● **Job**: List each of the rows below that contains the string "hazard", copying every such row in full.

● **Listing**:
— Start —

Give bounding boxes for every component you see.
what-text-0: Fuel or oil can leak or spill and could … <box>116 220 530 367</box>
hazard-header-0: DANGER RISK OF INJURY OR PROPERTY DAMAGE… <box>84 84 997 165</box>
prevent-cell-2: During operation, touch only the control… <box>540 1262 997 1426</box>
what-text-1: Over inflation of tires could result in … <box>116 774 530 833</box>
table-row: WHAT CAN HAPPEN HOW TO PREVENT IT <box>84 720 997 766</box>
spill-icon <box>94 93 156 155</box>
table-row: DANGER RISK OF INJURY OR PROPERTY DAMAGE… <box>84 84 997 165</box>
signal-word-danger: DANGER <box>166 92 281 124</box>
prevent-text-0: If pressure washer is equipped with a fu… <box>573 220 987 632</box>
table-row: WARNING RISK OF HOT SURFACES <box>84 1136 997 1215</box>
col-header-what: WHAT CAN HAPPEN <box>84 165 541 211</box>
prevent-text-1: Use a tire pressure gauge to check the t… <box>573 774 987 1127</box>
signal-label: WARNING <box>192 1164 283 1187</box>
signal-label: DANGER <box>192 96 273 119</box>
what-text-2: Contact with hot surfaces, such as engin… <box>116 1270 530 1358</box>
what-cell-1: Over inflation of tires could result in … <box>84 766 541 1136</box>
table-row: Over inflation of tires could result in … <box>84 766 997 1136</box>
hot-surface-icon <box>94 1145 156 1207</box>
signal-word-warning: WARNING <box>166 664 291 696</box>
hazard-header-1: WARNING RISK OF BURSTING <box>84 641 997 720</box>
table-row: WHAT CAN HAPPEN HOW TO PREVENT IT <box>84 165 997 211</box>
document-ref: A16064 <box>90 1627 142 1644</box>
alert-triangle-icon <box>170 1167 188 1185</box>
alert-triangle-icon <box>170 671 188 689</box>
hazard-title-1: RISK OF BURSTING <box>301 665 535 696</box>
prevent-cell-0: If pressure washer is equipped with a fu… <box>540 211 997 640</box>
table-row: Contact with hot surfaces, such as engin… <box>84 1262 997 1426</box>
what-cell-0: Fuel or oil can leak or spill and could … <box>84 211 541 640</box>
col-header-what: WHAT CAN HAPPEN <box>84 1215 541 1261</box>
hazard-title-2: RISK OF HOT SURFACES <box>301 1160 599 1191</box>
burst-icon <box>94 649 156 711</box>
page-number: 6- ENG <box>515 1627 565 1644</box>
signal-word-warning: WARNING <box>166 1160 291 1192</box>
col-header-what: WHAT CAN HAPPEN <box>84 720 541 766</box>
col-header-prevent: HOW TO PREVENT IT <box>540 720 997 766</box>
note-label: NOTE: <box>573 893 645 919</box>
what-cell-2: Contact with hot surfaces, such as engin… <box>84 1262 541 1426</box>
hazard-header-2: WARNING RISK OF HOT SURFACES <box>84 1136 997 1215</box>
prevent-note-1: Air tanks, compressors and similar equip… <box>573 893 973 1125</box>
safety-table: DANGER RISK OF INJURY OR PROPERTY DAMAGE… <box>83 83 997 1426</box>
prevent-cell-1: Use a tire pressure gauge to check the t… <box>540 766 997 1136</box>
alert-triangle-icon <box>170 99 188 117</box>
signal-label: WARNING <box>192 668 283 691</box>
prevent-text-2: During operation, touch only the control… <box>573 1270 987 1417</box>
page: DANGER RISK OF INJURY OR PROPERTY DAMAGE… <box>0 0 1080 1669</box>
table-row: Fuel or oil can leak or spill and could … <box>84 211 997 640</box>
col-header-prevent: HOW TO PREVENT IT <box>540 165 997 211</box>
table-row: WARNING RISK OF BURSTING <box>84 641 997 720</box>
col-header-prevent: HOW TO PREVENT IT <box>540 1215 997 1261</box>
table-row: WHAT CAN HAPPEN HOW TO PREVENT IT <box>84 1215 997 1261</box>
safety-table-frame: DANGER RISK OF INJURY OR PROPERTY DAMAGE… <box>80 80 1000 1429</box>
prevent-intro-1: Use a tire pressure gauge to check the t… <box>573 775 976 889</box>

— End —

● **Solution to this exercise**:
hazard-header-0: DANGER RISK OF INJURY OR PROPERTY DAMAGE… <box>84 84 997 165</box>
hazard-header-1: WARNING RISK OF BURSTING <box>84 641 997 720</box>
hazard-title-1: RISK OF BURSTING <box>301 665 535 696</box>
hazard-title-2: RISK OF HOT SURFACES <box>301 1160 599 1191</box>
hazard-header-2: WARNING RISK OF HOT SURFACES <box>84 1136 997 1215</box>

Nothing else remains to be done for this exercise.